- [Material for this exercise]:
____________

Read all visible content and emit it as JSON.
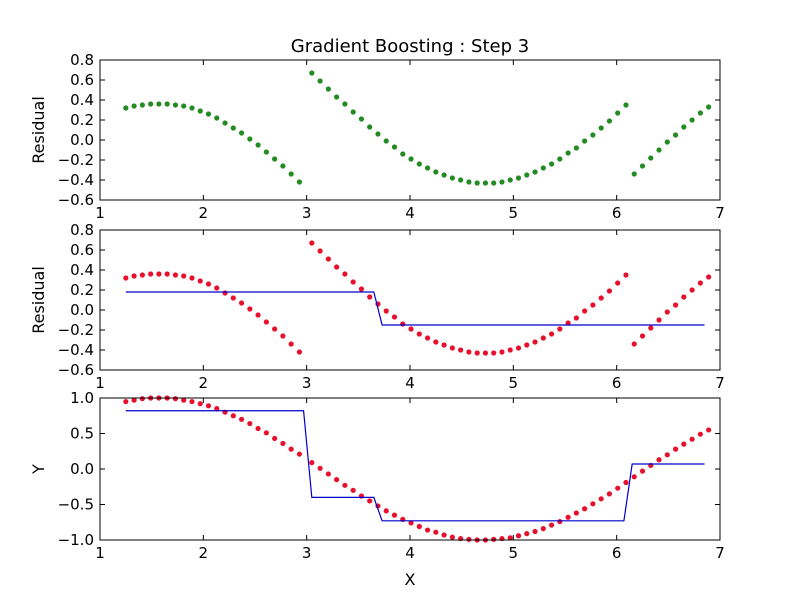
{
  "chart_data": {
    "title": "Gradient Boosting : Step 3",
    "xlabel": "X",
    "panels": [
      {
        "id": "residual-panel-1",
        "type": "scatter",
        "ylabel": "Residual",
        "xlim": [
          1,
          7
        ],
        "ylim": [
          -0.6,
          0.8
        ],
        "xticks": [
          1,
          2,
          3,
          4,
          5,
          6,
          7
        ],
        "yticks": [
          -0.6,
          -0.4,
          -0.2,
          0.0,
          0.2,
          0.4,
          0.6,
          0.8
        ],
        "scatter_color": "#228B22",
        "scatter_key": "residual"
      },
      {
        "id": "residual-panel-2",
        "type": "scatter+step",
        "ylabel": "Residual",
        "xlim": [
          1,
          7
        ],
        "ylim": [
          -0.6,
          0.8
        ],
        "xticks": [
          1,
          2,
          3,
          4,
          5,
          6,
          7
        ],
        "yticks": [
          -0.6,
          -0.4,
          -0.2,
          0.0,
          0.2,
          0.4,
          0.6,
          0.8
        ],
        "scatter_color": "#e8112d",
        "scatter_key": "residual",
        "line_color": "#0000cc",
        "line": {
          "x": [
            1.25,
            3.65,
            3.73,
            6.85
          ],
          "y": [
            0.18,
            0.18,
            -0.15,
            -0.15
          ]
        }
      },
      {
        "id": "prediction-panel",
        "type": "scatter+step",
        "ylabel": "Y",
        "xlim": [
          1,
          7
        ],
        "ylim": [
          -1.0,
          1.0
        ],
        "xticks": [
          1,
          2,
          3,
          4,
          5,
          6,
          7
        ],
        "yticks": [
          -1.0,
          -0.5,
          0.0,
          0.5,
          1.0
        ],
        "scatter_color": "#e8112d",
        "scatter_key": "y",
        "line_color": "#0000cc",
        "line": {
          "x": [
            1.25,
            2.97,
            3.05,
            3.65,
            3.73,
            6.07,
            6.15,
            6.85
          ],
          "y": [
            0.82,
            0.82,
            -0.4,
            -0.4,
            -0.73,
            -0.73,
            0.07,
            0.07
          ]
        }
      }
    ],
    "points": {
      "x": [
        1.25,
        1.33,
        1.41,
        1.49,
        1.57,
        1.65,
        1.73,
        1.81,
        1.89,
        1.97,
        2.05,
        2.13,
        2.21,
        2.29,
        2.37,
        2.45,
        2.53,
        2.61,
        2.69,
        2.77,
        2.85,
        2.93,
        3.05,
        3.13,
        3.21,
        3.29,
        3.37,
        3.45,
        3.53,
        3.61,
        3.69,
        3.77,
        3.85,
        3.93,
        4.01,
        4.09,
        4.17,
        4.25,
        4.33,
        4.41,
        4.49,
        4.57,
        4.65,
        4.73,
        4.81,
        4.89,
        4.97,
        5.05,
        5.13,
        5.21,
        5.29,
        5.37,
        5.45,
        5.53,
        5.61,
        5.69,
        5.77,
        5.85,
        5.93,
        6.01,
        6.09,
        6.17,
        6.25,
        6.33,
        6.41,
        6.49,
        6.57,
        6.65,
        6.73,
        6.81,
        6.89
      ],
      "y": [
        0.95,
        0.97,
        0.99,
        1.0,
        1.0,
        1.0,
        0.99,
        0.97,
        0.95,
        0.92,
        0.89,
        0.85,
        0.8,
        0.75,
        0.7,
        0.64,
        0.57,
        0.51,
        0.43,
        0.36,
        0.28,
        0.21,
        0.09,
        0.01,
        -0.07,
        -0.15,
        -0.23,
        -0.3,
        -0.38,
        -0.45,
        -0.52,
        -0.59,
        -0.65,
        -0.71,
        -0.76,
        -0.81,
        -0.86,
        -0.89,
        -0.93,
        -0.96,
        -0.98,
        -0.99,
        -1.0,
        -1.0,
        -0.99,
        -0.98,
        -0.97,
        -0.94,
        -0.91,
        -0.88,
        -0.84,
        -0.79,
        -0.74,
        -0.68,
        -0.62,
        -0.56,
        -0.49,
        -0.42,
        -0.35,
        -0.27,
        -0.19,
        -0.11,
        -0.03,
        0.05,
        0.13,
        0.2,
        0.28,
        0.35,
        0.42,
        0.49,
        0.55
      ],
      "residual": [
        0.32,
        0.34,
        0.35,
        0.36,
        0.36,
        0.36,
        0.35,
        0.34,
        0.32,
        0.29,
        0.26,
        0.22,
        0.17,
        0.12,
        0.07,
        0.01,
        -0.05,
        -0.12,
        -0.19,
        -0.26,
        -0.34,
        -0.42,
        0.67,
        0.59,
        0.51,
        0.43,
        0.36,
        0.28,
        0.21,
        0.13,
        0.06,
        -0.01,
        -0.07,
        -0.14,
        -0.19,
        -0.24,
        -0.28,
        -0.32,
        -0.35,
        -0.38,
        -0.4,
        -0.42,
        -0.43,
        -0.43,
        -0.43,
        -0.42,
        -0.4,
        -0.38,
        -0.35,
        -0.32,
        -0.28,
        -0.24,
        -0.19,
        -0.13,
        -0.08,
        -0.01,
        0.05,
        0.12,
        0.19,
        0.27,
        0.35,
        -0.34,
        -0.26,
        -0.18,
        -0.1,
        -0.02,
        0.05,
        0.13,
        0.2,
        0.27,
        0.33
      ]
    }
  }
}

____________

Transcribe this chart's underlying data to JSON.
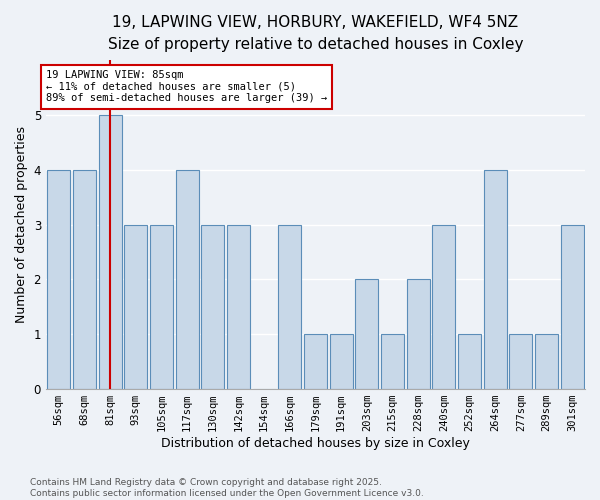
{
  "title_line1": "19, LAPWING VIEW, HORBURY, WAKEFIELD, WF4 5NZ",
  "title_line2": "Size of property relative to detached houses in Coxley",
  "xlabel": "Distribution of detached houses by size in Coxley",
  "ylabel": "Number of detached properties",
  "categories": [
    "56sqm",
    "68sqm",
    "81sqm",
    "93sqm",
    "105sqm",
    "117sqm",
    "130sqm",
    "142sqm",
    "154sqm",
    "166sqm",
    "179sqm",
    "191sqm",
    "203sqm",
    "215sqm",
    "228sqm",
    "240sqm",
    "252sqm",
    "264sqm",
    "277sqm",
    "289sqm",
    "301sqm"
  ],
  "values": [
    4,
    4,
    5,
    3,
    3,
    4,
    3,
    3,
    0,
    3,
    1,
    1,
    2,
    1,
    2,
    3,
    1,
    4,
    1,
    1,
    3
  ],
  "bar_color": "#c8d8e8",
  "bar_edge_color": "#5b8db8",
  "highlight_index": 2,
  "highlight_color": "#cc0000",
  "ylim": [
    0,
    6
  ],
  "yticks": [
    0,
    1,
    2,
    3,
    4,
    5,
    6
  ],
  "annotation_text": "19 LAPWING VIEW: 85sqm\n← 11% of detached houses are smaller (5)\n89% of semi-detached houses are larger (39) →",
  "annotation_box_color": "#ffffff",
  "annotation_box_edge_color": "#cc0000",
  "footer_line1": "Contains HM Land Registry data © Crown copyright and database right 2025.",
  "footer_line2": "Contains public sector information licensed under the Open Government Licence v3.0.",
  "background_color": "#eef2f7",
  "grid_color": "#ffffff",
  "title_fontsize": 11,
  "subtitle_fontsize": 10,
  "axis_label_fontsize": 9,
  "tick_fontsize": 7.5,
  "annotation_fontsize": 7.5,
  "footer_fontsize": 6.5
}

____________

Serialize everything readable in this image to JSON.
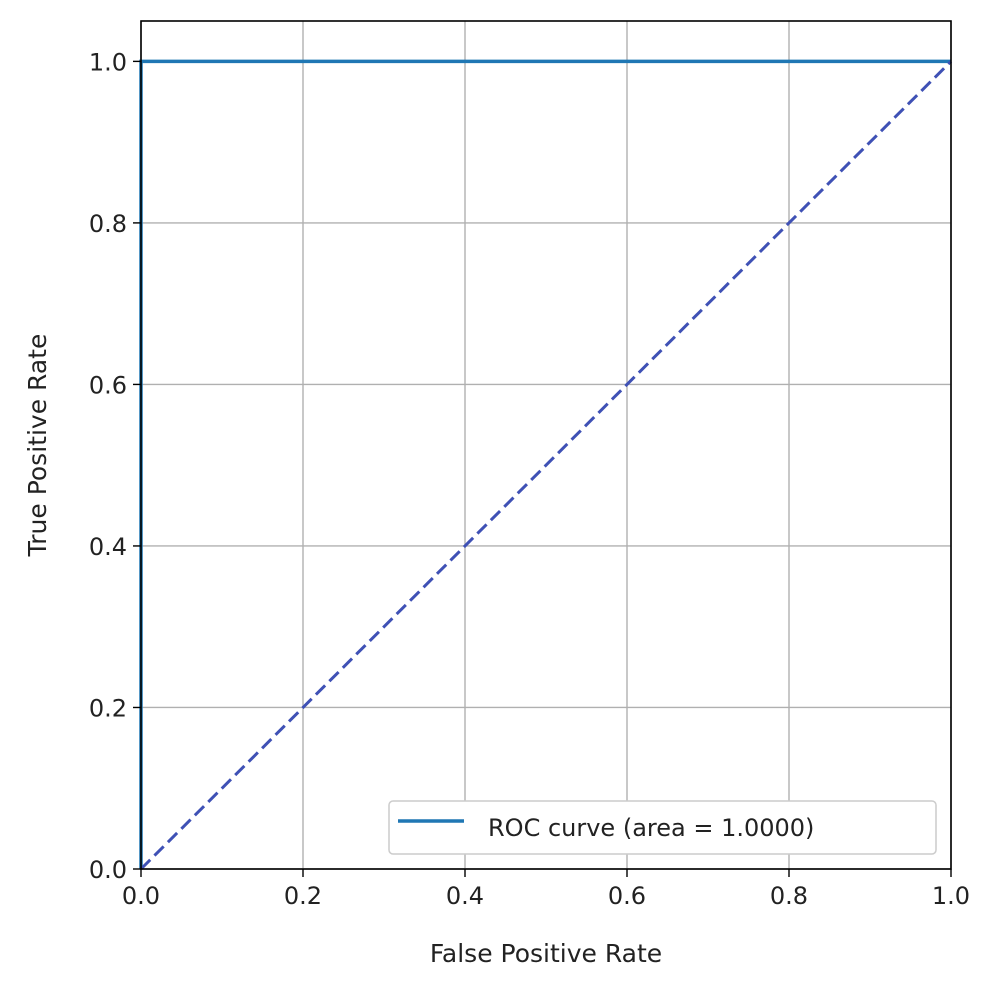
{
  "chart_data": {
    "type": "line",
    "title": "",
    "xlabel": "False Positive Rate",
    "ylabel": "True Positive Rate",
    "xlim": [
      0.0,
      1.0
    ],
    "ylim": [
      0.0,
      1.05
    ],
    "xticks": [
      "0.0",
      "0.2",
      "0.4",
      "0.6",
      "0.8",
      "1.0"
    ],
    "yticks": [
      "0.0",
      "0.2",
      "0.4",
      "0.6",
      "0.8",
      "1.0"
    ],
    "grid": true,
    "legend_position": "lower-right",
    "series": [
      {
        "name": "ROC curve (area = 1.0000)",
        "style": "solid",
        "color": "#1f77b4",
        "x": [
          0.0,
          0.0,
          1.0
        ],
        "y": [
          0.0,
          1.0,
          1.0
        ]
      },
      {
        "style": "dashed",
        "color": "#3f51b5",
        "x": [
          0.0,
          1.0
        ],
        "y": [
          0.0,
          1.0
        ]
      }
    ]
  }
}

____________

- [Challenge]: Pull out every line above that holds the word "VIEW".

- [Exercise result]:
  "title_line1": "19, LAPWING VIEW, HORBURY, WAKEFIELD, WF4 5NZ",
  "annotation_text": "19 LAPWING VIEW: 85sqm\n← 11% of detached houses are smaller (5)\n89% of semi-detached houses are larger (39) →",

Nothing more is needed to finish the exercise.